Start of Listing

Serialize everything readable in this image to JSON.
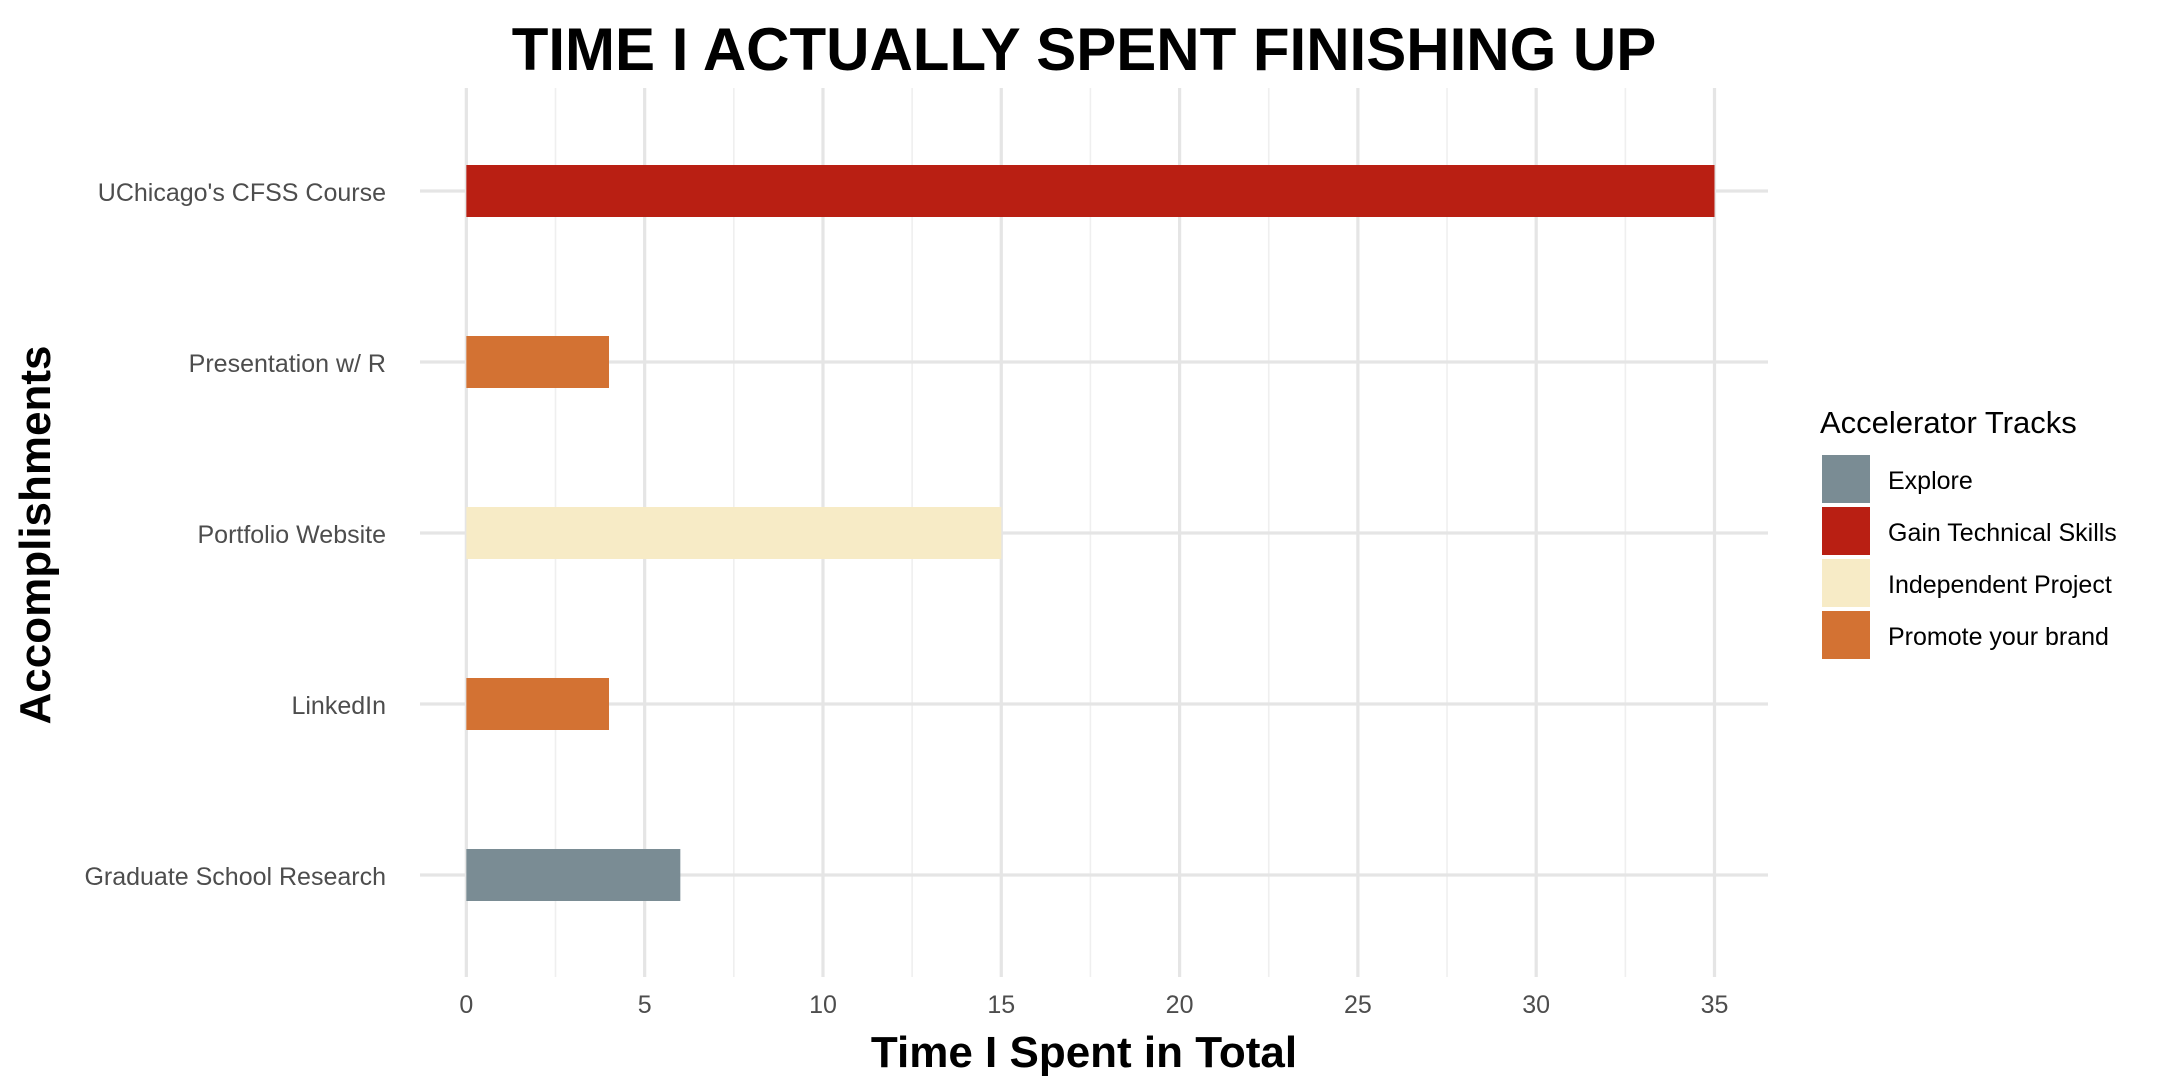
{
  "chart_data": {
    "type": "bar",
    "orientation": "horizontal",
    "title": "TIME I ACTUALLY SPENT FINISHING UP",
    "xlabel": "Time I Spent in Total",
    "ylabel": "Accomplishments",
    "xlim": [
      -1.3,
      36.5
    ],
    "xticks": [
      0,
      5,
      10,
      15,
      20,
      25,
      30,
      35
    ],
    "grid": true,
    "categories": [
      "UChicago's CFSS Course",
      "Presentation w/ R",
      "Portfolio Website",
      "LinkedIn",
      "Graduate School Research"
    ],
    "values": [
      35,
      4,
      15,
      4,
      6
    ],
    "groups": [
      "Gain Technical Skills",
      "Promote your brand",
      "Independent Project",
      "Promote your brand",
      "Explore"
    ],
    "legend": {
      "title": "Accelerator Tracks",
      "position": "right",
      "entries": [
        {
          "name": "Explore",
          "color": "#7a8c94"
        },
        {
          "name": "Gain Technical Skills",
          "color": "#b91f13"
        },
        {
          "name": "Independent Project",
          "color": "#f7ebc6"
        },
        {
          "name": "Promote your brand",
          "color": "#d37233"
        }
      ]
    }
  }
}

End of Listing

-- Task statement --
From the records above, pick out and copy each line holding the word "title".

-- Reply --
    "title": "TIME I ACTUALLY SPENT FINISHING UP",
      "title": "Accelerator Tracks",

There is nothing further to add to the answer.